» PROBLEM REQUIREMENTS: Reproduce the listing below without any change.

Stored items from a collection
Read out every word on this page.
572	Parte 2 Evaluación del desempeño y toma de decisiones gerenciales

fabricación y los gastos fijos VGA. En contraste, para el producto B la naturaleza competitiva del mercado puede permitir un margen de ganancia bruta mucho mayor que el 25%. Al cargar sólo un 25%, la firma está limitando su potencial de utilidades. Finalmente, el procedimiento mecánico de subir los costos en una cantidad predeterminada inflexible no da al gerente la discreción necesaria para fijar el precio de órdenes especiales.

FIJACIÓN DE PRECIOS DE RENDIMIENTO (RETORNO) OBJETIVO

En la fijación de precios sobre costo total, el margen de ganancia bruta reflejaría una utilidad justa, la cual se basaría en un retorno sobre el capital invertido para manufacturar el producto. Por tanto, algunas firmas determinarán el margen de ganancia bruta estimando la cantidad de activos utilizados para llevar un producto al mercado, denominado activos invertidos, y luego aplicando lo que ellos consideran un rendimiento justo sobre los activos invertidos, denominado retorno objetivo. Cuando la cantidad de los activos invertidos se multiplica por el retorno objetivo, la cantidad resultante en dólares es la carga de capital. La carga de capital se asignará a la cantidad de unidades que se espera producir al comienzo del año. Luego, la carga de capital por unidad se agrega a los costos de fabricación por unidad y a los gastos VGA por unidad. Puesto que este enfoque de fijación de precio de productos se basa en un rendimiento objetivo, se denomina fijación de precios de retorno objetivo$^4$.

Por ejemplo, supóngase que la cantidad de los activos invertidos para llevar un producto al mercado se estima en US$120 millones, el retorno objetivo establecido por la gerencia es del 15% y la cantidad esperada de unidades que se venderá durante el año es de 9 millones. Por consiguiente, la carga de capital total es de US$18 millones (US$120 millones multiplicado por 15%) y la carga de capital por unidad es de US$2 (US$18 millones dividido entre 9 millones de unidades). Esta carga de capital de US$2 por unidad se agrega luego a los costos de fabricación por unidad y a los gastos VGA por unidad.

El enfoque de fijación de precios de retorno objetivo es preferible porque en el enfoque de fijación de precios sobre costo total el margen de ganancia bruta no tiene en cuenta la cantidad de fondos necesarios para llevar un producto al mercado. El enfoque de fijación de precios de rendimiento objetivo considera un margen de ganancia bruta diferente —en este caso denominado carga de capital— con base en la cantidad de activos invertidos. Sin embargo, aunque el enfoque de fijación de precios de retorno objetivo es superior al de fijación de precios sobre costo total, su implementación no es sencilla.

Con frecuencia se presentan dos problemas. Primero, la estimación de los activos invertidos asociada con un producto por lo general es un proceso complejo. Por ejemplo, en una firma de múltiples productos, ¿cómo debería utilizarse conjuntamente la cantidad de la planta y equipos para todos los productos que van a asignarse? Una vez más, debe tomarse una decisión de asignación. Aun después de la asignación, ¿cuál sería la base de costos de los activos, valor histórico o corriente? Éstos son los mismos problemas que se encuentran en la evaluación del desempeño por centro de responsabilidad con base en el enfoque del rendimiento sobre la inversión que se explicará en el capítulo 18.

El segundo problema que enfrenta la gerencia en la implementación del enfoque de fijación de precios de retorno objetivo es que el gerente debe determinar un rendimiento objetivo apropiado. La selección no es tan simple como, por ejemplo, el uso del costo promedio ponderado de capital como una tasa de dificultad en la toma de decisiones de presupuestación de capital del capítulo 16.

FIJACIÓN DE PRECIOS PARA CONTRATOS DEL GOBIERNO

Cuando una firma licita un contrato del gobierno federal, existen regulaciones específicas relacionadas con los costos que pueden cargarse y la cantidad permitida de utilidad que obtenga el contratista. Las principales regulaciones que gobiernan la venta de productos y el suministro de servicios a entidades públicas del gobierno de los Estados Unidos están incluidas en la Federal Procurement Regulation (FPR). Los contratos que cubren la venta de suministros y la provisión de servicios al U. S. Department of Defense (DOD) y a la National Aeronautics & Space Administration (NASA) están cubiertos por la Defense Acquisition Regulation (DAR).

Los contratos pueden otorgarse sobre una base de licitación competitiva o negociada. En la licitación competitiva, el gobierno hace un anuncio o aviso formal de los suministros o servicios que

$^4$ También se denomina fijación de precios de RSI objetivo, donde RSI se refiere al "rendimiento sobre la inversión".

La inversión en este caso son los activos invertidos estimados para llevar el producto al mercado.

» COMPLETED EXERCISE:
Read out every word on this page.
572	Parte 2 Evaluación del desempeño y toma de decisiones gerenciales

fabricación y los gastos fijos VGA. En contraste, para el producto B la naturaleza competitiva del mercado puede permitir un margen de ganancia bruta mucho mayor que el 25%. Al cargar sólo un 25%, la firma está limitando su potencial de utilidades. Finalmente, el procedimiento mecánico de subir los costos en una cantidad predeterminada inflexible no da al gerente la discreción necesaria para fijar el precio de órdenes especiales.

FIJACIÓN DE PRECIOS DE RENDIMIENTO (RETORNO) OBJETIVO

En la fijación de precios sobre costo total, el margen de ganancia bruta reflejaría una utilidad justa, la cual se basaría en un retorno sobre el capital invertido para manufacturar el producto. Por tanto, algunas firmas determinarán el margen de ganancia bruta estimando la cantidad de activos utilizados para llevar un producto al mercado, denominado activos invertidos, y luego aplicando lo que ellos consideran un rendimiento justo sobre los activos invertidos, denominado retorno objetivo. Cuando la cantidad de los activos invertidos se multiplica por el retorno objetivo, la cantidad resultante en dólares es la carga de capital. La carga de capital se asignará a la cantidad de unidades que se espera producir al comienzo del año. Luego, la carga de capital por unidad se agrega a los costos de fabricación por unidad y a los gastos VGA por unidad. Puesto que este enfoque de fijación de precio de productos se basa en un rendimiento objetivo, se denomina fijación de precios de retorno objetivo$^4$.

Por ejemplo, supóngase que la cantidad de los activos invertidos para llevar un producto al mercado se estima en US$120 millones, el retorno objetivo establecido por la gerencia es del 15% y la cantidad esperada de unidades que se venderá durante el año es de 9 millones. Por consiguiente, la carga de capital total es de US$18 millones (US$120 millones multiplicado por 15%) y la carga de capital por unidad es de US$2 (US$18 millones dividido entre 9 millones de unidades). Esta carga de capital de US$2 por unidad se agrega luego a los costos de fabricación por unidad y a los gastos VGA por unidad.

El enfoque de fijación de precios de retorno objetivo es preferible porque en el enfoque de fijación de precios sobre costo total el margen de ganancia bruta no tiene en cuenta la cantidad de fondos necesarios para llevar un producto al mercado. El enfoque de fijación de precios de rendimiento objetivo considera un margen de ganancia bruta diferente —en este caso denominado carga de capital— con base en la cantidad de activos invertidos. Sin embargo, aunque el enfoque de fijación de precios de retorno objetivo es superior al de fijación de precios sobre costo total, su implementación no es sencilla.

Con frecuencia se presentan dos problemas. Primero, la estimación de los activos invertidos asociada con un producto por lo general es un proceso complejo. Por ejemplo, en una firma de múltiples productos, ¿cómo debería utilizarse conjuntamente la cantidad de la planta y equipos para todos los productos que van a asignarse? Una vez más, debe tomarse una decisión de asignación. Aun después de la asignación, ¿cuál sería la base de costos de los activos, valor histórico o corriente? Éstos son los mismos problemas que se encuentran en la evaluación del desempeño por centro de responsabilidad con base en el enfoque del rendimiento sobre la inversión que se explicará en el capítulo 18.

El segundo problema que enfrenta la gerencia en la implementación del enfoque de fijación de precios de retorno objetivo es que el gerente debe determinar un rendimiento objetivo apropiado. La selección no es tan simple como, por ejemplo, el uso del costo promedio ponderado de capital como una tasa de dificultad en la toma de decisiones de presupuestación de capital del capítulo 16.

FIJACIÓN DE PRECIOS PARA CONTRATOS DEL GOBIERNO

Cuando una firma licita un contrato del gobierno federal, existen regulaciones específicas relacionadas con los costos que pueden cargarse y la cantidad permitida de utilidad que obtenga el contratista. Las principales regulaciones que gobiernan la venta de productos y el suministro de servicios a entidades públicas del gobierno de los Estados Unidos están incluidas en la Federal Procurement Regulation (FPR). Los contratos que cubren la venta de suministros y la provisión de servicios al U. S. Department of Defense (DOD) y a la National Aeronautics & Space Administration (NASA) están cubiertos por la Defense Acquisition Regulation (DAR).

Los contratos pueden otorgarse sobre una base de licitación competitiva o negociada. En la licitación competitiva, el gobierno hace un anuncio o aviso formal de los suministros o servicios que

$^4$ También se denomina fijación de precios de RSI objetivo, donde RSI se refiere al "rendimiento sobre la inversión".

La inversión en este caso son los activos invertidos estimados para llevar el producto al mercado.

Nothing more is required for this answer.